-- MATERIAL --
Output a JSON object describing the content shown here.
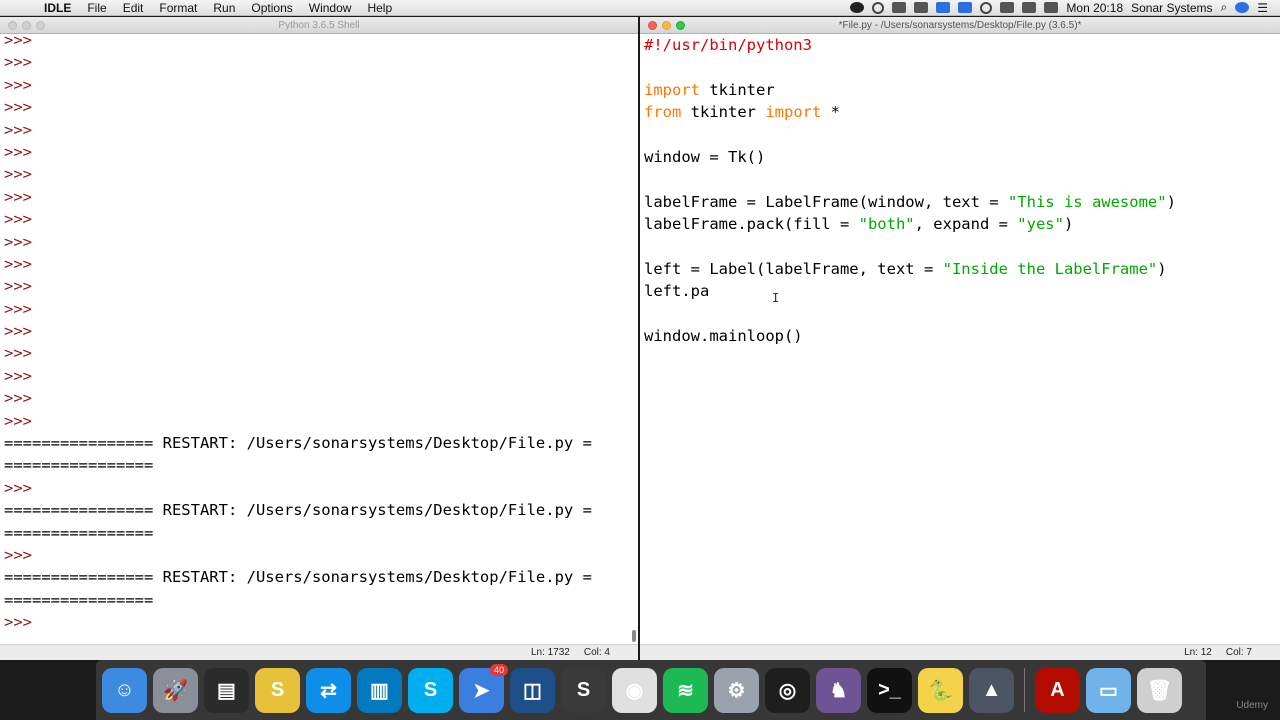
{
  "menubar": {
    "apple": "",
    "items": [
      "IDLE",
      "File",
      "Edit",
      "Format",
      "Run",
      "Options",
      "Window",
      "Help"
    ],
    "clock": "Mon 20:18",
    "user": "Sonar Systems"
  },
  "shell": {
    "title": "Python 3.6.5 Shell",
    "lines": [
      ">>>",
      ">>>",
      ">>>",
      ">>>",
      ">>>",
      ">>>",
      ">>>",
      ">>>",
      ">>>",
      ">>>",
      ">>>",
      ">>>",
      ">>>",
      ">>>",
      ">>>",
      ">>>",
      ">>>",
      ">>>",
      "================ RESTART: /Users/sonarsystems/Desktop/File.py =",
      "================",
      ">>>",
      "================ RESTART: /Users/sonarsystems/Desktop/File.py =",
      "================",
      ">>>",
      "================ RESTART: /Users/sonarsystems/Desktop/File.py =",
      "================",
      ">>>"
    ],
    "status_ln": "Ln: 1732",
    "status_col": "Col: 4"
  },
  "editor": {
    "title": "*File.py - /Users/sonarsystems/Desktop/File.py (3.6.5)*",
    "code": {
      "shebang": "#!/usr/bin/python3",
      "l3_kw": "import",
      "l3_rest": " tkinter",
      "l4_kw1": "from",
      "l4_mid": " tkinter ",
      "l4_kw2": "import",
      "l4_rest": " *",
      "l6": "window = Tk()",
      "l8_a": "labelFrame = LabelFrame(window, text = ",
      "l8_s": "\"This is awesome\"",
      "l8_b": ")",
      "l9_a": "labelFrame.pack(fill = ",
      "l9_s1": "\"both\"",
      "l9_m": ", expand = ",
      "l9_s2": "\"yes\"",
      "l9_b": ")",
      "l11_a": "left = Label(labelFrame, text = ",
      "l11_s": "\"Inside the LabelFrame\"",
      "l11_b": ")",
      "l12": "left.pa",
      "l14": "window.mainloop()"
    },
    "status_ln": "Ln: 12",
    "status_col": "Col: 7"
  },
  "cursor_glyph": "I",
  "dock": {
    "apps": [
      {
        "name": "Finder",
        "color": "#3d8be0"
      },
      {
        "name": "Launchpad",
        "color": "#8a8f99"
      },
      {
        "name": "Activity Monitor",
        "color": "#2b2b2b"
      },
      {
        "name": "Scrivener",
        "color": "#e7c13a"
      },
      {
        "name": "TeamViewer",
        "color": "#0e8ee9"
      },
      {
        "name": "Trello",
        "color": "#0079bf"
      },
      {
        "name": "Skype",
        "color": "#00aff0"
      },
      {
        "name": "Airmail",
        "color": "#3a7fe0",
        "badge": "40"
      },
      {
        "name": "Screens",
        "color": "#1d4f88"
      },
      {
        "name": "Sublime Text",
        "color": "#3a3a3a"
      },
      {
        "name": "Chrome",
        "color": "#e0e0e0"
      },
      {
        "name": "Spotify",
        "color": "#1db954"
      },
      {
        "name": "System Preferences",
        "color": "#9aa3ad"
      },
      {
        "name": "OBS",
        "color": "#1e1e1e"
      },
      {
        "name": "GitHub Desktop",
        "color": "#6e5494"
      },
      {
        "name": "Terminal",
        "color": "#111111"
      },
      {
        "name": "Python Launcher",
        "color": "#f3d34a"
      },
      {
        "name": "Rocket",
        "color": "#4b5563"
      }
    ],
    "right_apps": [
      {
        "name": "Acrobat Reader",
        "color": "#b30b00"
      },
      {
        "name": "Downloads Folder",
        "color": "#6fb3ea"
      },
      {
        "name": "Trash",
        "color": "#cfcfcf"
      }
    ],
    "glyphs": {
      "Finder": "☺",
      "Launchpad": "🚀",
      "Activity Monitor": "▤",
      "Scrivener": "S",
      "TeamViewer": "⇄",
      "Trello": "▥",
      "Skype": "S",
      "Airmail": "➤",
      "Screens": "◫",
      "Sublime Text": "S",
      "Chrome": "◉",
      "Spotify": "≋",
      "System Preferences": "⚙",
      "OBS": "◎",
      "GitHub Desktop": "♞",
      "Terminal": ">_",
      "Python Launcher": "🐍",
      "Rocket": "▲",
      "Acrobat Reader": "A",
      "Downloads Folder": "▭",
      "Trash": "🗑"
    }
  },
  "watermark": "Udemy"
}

---

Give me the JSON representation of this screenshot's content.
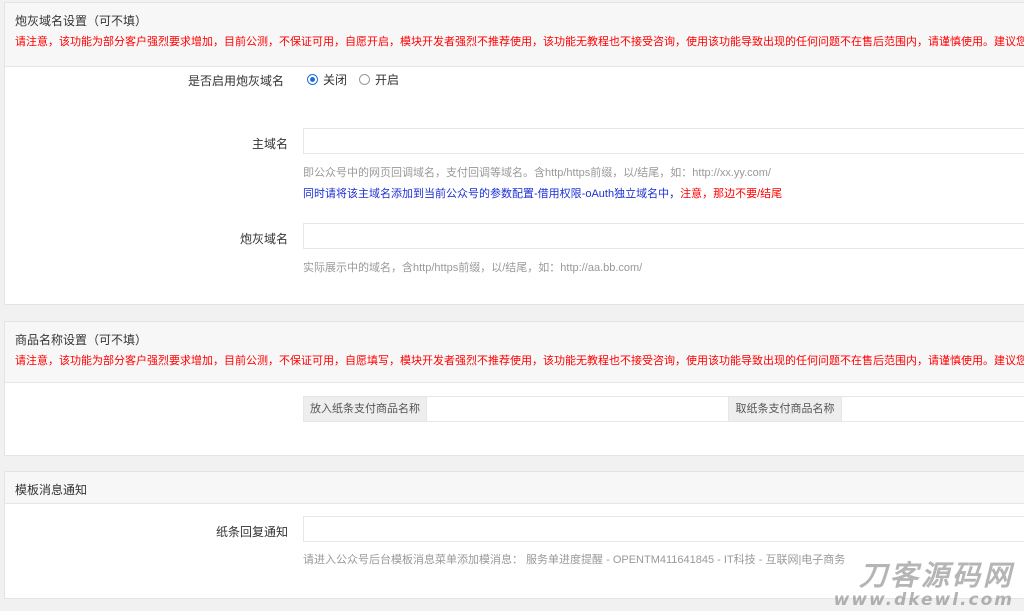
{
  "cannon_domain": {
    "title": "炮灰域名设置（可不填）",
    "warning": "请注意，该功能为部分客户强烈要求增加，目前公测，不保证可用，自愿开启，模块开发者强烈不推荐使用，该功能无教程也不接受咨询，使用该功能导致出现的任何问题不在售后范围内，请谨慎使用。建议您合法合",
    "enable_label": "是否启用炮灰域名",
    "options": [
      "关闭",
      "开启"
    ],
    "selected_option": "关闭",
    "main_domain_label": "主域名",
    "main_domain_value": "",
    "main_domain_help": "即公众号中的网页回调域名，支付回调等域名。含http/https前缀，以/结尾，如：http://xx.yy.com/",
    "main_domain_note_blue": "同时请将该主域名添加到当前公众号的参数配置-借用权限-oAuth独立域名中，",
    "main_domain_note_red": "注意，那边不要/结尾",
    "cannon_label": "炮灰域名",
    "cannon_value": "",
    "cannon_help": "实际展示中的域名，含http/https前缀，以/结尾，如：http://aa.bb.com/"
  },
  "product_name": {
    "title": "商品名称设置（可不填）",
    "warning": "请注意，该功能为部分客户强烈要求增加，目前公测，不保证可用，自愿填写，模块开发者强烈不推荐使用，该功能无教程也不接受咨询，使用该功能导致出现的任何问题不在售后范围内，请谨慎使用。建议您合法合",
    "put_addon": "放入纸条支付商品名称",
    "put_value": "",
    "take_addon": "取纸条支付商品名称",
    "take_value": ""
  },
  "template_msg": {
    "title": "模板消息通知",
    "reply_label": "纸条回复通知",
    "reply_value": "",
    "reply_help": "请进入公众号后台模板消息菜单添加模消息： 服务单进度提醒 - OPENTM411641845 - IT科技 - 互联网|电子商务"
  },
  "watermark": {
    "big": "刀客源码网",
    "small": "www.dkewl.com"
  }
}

-- WHAT TO PRODUCE --
Scan the records for the string "content". Copy each line in which it appears.

-- TASK RESULT --
Output a JSON object describing the content shown here.
Give me the JSON representation of this screenshot's content.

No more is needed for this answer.